The entries that follow should be written out exactly.

************

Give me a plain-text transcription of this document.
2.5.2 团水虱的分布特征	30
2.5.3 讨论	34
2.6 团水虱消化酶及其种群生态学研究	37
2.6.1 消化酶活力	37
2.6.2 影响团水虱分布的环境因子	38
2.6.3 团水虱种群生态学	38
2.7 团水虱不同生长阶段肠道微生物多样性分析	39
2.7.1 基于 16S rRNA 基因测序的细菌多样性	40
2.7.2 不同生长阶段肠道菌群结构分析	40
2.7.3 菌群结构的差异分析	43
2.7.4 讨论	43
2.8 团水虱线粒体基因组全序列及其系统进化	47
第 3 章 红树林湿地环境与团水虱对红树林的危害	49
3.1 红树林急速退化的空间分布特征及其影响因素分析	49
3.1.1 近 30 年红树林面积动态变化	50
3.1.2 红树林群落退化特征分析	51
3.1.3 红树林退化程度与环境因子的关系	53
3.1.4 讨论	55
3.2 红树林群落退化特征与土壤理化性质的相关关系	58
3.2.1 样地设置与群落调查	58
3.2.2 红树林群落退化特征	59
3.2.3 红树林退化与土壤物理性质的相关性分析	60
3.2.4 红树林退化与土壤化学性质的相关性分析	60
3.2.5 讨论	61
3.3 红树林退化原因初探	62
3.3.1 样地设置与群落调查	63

************

> _Written answer_:
Give me a plain-text transcription of this document.
2.5.2 团水虱的分布特征	30
2.5.3 讨论	34
2.6 团水虱消化酶及其种群生态学研究	37
2.6.1 消化酶活力	37
2.6.2 影响团水虱分布的环境因子	38
2.6.3 团水虱种群生态学	38
2.7 团水虱不同生长阶段肠道微生物多样性分析	39
2.7.1 基于 16S rRNA 基因测序的细菌多样性	40
2.7.2 不同生长阶段肠道菌群结构分析	40
2.7.3 菌群结构的差异分析	43
2.7.4 讨论	43
2.8 团水虱线粒体基因组全序列及其系统进化	47
第 3 章 红树林湿地环境与团水虱对红树林的危害	49
3.1 红树林急速退化的空间分布特征及其影响因素分析	49
3.1.1 近 30 年红树林面积动态变化	50
3.1.2 红树林群落退化特征分析	51
3.1.3 红树林退化程度与环境因子的关系	53
3.1.4 讨论	55
3.2 红树林群落退化特征与土壤理化性质的相关关系	58
3.2.1 样地设置与群落调查	58
3.2.2 红树林群落退化特征	59
3.2.3 红树林退化与土壤物理性质的相关性分析	60
3.2.4 红树林退化与土壤化学性质的相关性分析	60
3.2.5 讨论	61
3.3 红树林退化原因初探	62
3.3.1 样地设置与群落调查	63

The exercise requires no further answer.